## Instructions for the task
Below is a listing; copy all of it exactly.

—————

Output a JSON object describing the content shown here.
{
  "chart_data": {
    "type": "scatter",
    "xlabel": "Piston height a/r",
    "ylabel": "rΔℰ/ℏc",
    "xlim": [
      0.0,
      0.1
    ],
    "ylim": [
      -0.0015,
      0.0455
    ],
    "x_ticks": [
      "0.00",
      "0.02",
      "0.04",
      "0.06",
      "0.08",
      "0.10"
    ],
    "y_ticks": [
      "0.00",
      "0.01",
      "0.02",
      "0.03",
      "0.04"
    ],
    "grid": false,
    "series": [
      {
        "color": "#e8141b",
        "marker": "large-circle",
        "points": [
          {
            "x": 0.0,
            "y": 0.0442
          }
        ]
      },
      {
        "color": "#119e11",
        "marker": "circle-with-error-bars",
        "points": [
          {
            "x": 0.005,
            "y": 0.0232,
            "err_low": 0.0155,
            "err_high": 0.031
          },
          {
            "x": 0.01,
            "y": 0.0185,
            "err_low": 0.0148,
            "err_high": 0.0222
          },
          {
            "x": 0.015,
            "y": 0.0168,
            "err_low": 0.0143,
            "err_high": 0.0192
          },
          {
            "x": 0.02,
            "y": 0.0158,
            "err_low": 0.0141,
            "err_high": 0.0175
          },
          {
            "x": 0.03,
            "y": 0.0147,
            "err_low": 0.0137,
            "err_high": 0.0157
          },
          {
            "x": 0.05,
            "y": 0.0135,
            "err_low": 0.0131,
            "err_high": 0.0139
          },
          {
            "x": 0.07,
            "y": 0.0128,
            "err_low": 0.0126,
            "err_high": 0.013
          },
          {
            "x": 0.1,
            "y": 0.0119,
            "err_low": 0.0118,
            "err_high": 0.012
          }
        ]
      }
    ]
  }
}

—————

## Solution for this problem
Output a JSON object describing the content shown here.
{
  "chart_data": {
    "type": "scatter",
    "xlabel": "Piston height a/r",
    "ylabel": "rΔℰ/ℏc",
    "xlim": [
      0.0,
      0.1
    ],
    "ylim": [
      -0.0015,
      0.0455
    ],
    "x_ticks": [
      "0.00",
      "0.02",
      "0.04",
      "0.06",
      "0.08",
      "0.10"
    ],
    "y_ticks": [
      "0.00",
      "0.01",
      "0.02",
      "0.03",
      "0.04"
    ],
    "grid": false,
    "series": [
      {
        "color": "#e8141b",
        "marker": "large-circle",
        "points": [
          {
            "x": 0.0,
            "y": 0.0442
          }
        ]
      },
      {
        "color": "#119e11",
        "marker": "circle-with-error-bars",
        "points": [
          {
            "x": 0.005,
            "y": 0.0232,
            "err_low": 0.0155,
            "err_high": 0.031
          },
          {
            "x": 0.01,
            "y": 0.0185,
            "err_low": 0.0148,
            "err_high": 0.0222
          },
          {
            "x": 0.015,
            "y": 0.0168,
            "err_low": 0.0143,
            "err_high": 0.0192
          },
          {
            "x": 0.02,
            "y": 0.0158,
            "err_low": 0.0141,
            "err_high": 0.0175
          },
          {
            "x": 0.03,
            "y": 0.0147,
            "err_low": 0.0137,
            "err_high": 0.0157
          },
          {
            "x": 0.05,
            "y": 0.0135,
            "err_low": 0.0131,
            "err_high": 0.0139
          },
          {
            "x": 0.07,
            "y": 0.0128,
            "err_low": 0.0126,
            "err_high": 0.013
          },
          {
            "x": 0.1,
            "y": 0.0119,
            "err_low": 0.0118,
            "err_high": 0.012
          }
        ]
      }
    ]
  }
}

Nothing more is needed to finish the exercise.